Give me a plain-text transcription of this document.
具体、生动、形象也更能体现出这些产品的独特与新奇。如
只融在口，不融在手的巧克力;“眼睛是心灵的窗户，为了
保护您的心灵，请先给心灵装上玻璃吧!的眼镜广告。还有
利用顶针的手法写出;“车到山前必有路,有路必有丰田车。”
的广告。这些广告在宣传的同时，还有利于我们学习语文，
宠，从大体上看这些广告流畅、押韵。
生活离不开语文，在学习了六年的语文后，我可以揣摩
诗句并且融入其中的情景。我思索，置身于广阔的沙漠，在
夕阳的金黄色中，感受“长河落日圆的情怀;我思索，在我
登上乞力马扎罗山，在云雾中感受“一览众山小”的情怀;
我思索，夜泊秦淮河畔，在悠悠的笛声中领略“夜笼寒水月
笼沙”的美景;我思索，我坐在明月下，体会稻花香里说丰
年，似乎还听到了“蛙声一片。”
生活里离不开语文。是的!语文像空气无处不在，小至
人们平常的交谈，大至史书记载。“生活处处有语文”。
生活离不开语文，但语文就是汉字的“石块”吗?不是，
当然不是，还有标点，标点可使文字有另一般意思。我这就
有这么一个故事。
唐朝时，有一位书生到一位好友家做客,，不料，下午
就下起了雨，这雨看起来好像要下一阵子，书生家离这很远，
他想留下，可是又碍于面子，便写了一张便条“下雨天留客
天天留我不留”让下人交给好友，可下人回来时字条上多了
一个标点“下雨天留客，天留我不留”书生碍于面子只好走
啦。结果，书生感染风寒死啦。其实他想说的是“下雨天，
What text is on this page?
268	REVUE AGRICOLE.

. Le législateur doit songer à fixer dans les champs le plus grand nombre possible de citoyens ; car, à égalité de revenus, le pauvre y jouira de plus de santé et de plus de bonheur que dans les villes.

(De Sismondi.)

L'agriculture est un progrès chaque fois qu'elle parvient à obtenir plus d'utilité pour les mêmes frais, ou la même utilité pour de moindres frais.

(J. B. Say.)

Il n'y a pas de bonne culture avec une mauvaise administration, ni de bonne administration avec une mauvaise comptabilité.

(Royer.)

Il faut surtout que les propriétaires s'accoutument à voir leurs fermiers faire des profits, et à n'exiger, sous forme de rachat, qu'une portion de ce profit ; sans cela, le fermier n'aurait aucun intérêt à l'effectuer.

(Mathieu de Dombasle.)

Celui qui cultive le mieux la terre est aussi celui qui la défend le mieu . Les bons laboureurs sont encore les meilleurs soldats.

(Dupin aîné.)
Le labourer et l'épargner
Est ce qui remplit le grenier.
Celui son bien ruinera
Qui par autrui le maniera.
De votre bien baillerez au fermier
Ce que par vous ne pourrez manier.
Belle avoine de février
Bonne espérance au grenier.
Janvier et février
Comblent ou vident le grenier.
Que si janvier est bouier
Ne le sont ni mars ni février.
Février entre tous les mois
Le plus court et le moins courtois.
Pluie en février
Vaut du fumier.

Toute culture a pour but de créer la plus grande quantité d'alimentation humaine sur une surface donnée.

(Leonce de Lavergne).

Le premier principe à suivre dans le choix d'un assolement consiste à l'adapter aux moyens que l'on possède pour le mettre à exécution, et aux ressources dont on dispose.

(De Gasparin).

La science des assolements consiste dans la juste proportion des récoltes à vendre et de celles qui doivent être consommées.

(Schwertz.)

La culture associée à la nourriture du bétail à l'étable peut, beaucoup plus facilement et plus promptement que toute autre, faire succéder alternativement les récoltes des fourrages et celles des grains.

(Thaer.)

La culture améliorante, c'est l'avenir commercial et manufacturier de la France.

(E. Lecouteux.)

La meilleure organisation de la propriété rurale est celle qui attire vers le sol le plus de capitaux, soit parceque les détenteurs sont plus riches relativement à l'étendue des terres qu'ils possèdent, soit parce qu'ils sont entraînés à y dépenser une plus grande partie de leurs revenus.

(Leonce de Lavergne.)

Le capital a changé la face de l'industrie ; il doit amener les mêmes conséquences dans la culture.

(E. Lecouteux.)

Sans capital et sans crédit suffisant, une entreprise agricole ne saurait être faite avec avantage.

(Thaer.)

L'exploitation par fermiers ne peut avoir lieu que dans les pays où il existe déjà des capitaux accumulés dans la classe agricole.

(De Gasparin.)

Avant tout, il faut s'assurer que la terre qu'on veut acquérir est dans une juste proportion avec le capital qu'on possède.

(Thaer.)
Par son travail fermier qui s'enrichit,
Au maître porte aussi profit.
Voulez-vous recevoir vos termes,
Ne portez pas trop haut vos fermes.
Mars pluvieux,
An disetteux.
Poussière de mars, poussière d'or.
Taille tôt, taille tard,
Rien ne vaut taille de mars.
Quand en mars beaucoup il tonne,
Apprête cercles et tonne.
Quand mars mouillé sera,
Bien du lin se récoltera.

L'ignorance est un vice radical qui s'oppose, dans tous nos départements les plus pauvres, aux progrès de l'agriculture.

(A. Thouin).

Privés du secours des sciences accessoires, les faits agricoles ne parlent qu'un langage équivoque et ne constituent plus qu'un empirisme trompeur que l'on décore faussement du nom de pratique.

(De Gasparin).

(REQUIRED TASK):
In the listing above, find the lines holding the word "Leonce" and copy them.

(SOLUTION TO THIS TASK):
(Leonce de Lavergne).
(Leonce de Lavergne.)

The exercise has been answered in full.